- Aim -
Go through the records and copy each line where the word "Цинка" occurs.

A block of data:
────

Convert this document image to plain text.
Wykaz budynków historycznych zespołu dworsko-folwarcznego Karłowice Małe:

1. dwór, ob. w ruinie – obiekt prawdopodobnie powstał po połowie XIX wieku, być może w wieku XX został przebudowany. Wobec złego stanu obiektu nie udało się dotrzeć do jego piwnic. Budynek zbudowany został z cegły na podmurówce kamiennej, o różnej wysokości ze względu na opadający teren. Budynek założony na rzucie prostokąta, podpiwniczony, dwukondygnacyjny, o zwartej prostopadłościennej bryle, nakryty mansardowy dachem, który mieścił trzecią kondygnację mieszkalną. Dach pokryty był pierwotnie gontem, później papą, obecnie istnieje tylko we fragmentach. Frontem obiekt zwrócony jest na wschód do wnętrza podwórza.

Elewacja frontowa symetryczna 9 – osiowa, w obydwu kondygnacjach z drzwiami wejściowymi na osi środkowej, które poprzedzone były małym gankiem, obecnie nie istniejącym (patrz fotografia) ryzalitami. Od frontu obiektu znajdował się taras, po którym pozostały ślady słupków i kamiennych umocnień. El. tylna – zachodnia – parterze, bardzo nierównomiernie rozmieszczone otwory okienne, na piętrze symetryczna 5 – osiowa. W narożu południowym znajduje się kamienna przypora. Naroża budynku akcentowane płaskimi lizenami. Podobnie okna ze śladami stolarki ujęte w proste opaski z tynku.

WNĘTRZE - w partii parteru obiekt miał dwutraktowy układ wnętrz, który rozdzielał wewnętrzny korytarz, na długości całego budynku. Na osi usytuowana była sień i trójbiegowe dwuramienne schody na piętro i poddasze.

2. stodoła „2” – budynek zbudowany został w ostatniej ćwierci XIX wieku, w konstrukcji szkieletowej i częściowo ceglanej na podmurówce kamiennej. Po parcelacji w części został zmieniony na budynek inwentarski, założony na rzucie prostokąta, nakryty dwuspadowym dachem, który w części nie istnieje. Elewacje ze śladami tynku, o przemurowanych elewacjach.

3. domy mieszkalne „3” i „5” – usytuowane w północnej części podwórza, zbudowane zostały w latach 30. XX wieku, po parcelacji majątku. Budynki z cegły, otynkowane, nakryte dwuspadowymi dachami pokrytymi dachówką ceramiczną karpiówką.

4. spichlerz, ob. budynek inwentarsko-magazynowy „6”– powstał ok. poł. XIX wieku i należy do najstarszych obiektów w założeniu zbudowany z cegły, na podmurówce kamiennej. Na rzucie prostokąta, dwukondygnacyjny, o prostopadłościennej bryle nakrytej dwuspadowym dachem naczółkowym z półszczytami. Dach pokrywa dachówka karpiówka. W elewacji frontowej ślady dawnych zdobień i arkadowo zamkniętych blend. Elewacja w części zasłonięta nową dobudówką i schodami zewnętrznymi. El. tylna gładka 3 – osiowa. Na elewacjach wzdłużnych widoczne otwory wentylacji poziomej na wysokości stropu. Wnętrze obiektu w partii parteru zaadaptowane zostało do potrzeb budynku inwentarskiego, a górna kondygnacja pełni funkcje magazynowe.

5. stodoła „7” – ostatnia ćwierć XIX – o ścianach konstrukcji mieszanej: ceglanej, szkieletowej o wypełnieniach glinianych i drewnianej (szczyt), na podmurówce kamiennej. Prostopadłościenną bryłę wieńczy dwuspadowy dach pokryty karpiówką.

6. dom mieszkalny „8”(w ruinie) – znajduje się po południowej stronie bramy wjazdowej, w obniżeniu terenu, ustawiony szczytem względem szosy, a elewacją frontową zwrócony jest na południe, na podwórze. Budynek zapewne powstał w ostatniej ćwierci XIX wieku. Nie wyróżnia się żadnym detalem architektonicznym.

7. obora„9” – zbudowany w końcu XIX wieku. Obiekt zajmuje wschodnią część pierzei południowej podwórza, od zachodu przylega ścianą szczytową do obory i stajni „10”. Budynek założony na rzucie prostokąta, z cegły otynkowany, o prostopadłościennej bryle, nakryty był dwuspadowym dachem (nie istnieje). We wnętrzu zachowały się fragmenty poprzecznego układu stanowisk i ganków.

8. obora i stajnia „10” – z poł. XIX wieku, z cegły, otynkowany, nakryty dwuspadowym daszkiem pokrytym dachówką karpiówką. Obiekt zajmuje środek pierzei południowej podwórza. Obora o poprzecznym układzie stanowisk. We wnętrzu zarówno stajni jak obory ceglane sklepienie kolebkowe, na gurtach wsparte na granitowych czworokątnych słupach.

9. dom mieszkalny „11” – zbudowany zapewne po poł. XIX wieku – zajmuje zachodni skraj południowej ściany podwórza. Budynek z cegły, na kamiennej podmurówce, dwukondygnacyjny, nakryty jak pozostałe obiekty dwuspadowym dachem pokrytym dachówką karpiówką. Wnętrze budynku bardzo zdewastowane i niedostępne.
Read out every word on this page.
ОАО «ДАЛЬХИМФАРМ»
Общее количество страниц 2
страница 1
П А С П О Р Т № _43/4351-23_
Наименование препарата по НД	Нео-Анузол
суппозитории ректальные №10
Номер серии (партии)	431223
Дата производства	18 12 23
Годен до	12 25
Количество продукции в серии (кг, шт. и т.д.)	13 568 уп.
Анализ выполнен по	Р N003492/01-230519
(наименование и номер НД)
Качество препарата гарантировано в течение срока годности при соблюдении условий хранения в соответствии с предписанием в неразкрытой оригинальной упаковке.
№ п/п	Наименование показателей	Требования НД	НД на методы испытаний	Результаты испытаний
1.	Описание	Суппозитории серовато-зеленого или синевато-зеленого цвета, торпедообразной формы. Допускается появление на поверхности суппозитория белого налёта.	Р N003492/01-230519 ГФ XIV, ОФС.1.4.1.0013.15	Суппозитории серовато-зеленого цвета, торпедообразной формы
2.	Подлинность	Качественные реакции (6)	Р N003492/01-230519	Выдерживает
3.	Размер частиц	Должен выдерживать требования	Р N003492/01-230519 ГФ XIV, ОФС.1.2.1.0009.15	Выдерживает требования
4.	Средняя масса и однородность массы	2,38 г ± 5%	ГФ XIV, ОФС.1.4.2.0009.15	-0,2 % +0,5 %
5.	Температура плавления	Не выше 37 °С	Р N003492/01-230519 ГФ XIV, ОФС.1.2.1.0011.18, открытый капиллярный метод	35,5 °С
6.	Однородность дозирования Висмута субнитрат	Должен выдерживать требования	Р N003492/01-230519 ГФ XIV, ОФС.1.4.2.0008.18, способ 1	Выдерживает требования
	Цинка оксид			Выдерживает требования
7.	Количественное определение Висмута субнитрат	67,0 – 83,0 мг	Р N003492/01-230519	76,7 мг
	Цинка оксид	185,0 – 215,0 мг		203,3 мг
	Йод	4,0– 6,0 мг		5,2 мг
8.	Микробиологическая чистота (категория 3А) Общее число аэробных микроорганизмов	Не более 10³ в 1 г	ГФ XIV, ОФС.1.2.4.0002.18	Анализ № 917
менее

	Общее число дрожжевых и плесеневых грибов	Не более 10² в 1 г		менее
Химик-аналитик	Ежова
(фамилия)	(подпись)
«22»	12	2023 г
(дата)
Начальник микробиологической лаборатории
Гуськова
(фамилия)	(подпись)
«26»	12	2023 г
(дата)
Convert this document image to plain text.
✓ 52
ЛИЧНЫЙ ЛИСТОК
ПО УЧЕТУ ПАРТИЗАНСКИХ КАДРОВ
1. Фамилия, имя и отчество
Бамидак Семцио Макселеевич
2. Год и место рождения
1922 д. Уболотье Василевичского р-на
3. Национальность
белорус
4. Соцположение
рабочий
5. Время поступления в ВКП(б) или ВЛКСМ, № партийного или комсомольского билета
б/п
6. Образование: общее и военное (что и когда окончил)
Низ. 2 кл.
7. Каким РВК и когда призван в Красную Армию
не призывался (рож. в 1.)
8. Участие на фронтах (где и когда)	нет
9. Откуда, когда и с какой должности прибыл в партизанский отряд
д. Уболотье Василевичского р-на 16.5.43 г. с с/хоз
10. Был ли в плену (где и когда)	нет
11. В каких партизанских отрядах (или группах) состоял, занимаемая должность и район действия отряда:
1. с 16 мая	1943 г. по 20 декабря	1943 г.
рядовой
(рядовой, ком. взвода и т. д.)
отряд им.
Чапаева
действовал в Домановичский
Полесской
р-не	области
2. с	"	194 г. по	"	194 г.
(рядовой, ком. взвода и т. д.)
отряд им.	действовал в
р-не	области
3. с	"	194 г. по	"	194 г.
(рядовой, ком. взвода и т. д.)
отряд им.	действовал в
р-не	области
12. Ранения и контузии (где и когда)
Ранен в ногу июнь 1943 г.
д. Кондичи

────

- Answer to this problem -
	Цинка оксид			Выдерживает требования
	Цинка оксид	185,0 – 215,0 мг		203,3 мг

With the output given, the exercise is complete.